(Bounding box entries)

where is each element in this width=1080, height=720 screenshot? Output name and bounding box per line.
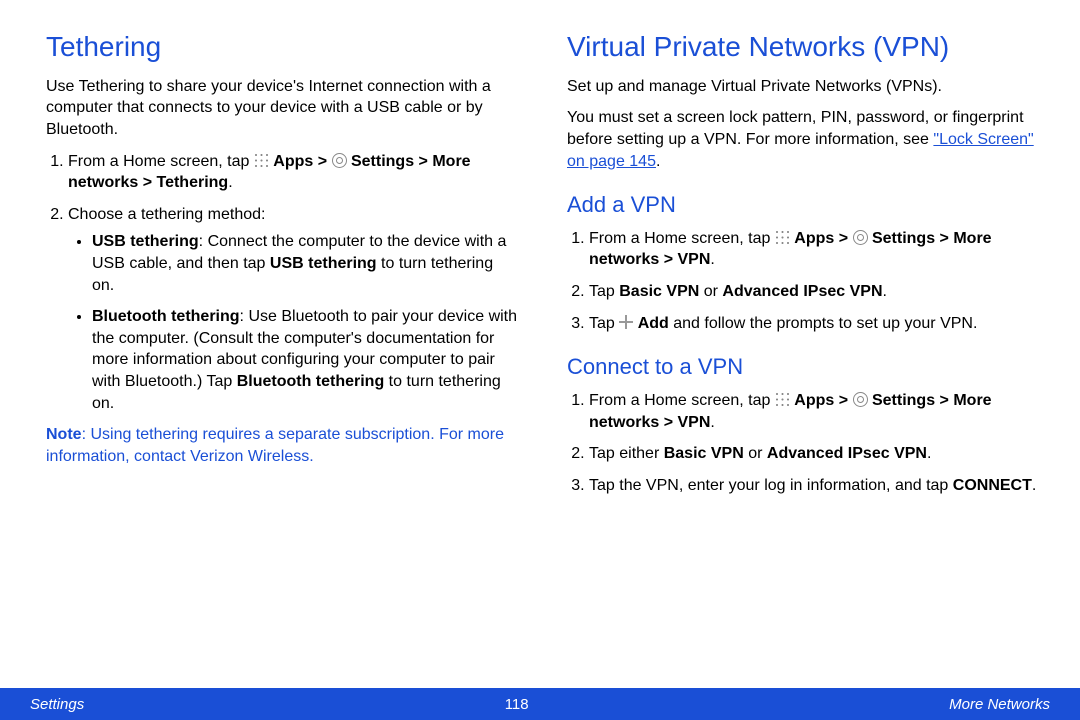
text: . xyxy=(656,153,660,170)
settings-gear-icon xyxy=(332,153,347,168)
text: Tap the VPN, enter your log in informati… xyxy=(589,477,953,494)
apps-grid-icon xyxy=(775,392,790,407)
text-bold: Advanced IPsec VPN xyxy=(767,445,927,462)
heading-add-vpn: Add a VPN xyxy=(567,190,1040,220)
text: Tap either xyxy=(589,445,664,462)
tethering-step-1: From a Home screen, tap Apps > Settings … xyxy=(68,151,519,194)
connect-vpn-step-3: Tap the VPN, enter your log in informati… xyxy=(589,475,1040,497)
bluetooth-tethering-label: Bluetooth tethering xyxy=(92,308,240,325)
text: Tap xyxy=(589,283,619,300)
page-body: Tethering Use Tethering to share your de… xyxy=(0,0,1080,688)
add-vpn-step-1: From a Home screen, tap Apps > Settings … xyxy=(589,228,1040,271)
page-footer: Settings 118 More Networks xyxy=(0,688,1080,720)
period: . xyxy=(883,283,887,300)
tethering-methods: USB tethering: Connect the computer to t… xyxy=(68,231,519,414)
heading-connect-vpn: Connect to a VPN xyxy=(567,352,1040,382)
add-vpn-step-3: Tap Add and follow the prompts to set up… xyxy=(589,313,1040,335)
text: Choose a tethering method: xyxy=(68,206,265,223)
text: From a Home screen, tap xyxy=(589,392,775,409)
note-label: Note xyxy=(46,426,82,443)
add-label: Add xyxy=(638,315,669,332)
usb-tethering-label: USB tethering xyxy=(92,233,199,250)
apps-label: Apps > xyxy=(794,230,852,247)
plus-icon xyxy=(619,315,633,329)
apps-label: Apps > xyxy=(794,392,852,409)
apps-grid-icon xyxy=(254,153,269,168)
period: . xyxy=(1032,477,1036,494)
vpn-intro-1: Set up and manage Virtual Private Networ… xyxy=(567,76,1040,98)
left-column: Tethering Use Tethering to share your de… xyxy=(46,28,519,670)
text: and follow the prompts to set up your VP… xyxy=(669,315,978,332)
settings-gear-icon xyxy=(853,392,868,407)
heading-vpn: Virtual Private Networks (VPN) xyxy=(567,28,1040,66)
heading-tethering: Tethering xyxy=(46,28,519,66)
text: Tap xyxy=(589,315,619,332)
connect-vpn-steps: From a Home screen, tap Apps > Settings … xyxy=(567,390,1040,496)
period: . xyxy=(927,445,931,462)
tethering-step-2: Choose a tethering method: USB tethering… xyxy=(68,204,519,414)
connect-vpn-step-1: From a Home screen, tap Apps > Settings … xyxy=(589,390,1040,433)
bluetooth-tethering-item: Bluetooth tethering: Use Bluetooth to pa… xyxy=(92,306,519,414)
apps-grid-icon xyxy=(775,230,790,245)
text: or xyxy=(699,283,722,300)
text-bold: Advanced IPsec VPN xyxy=(722,283,882,300)
right-column: Virtual Private Networks (VPN) Set up an… xyxy=(567,28,1040,670)
period: . xyxy=(710,414,714,431)
settings-gear-icon xyxy=(853,230,868,245)
footer-left: Settings xyxy=(30,696,84,713)
tethering-note: Note: Using tethering requires a separat… xyxy=(46,424,519,467)
period: . xyxy=(710,251,714,268)
connect-label: CONNECT xyxy=(953,477,1032,494)
note-body: : Using tethering requires a separate su… xyxy=(46,426,504,465)
vpn-intro-2: You must set a screen lock pattern, PIN,… xyxy=(567,107,1040,172)
add-vpn-steps: From a Home screen, tap Apps > Settings … xyxy=(567,228,1040,334)
text: or xyxy=(744,445,767,462)
usb-tethering-item: USB tethering: Connect the computer to t… xyxy=(92,231,519,296)
text: From a Home screen, tap xyxy=(68,153,254,170)
connect-vpn-step-2: Tap either Basic VPN or Advanced IPsec V… xyxy=(589,443,1040,465)
footer-page-number: 118 xyxy=(505,696,529,713)
text-bold: Bluetooth tethering xyxy=(237,373,385,390)
add-vpn-step-2: Tap Basic VPN or Advanced IPsec VPN. xyxy=(589,281,1040,303)
tethering-steps: From a Home screen, tap Apps > Settings … xyxy=(46,151,519,415)
text: From a Home screen, tap xyxy=(589,230,775,247)
text-bold: Basic VPN xyxy=(664,445,744,462)
tethering-intro: Use Tethering to share your device's Int… xyxy=(46,76,519,141)
text-bold: Basic VPN xyxy=(619,283,699,300)
text-bold: USB tethering xyxy=(270,255,377,272)
footer-right: More Networks xyxy=(949,696,1050,713)
apps-label: Apps > xyxy=(273,153,331,170)
period: . xyxy=(228,174,232,191)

▸ YOUR INSTRUCTIONS:
From the line with "text: . xyxy=(656,153,660,170)" to the line with "text: Tap either xyxy=(589,445,664,462)", rewrite these rows with every instance of "Tap" replaced by "Press" and all other text left unchanged.

▸ COMPLETED TASK:
text: . xyxy=(656,153,660,170)
settings-gear-icon xyxy=(332,153,347,168)
text: Press the VPN, enter your log in informati… xyxy=(589,477,953,494)
apps-grid-icon xyxy=(775,392,790,407)
text-bold: Advanced IPsec VPN xyxy=(767,445,927,462)
heading-add-vpn: Add a VPN xyxy=(567,190,1040,220)
text: Press either xyxy=(589,445,664,462)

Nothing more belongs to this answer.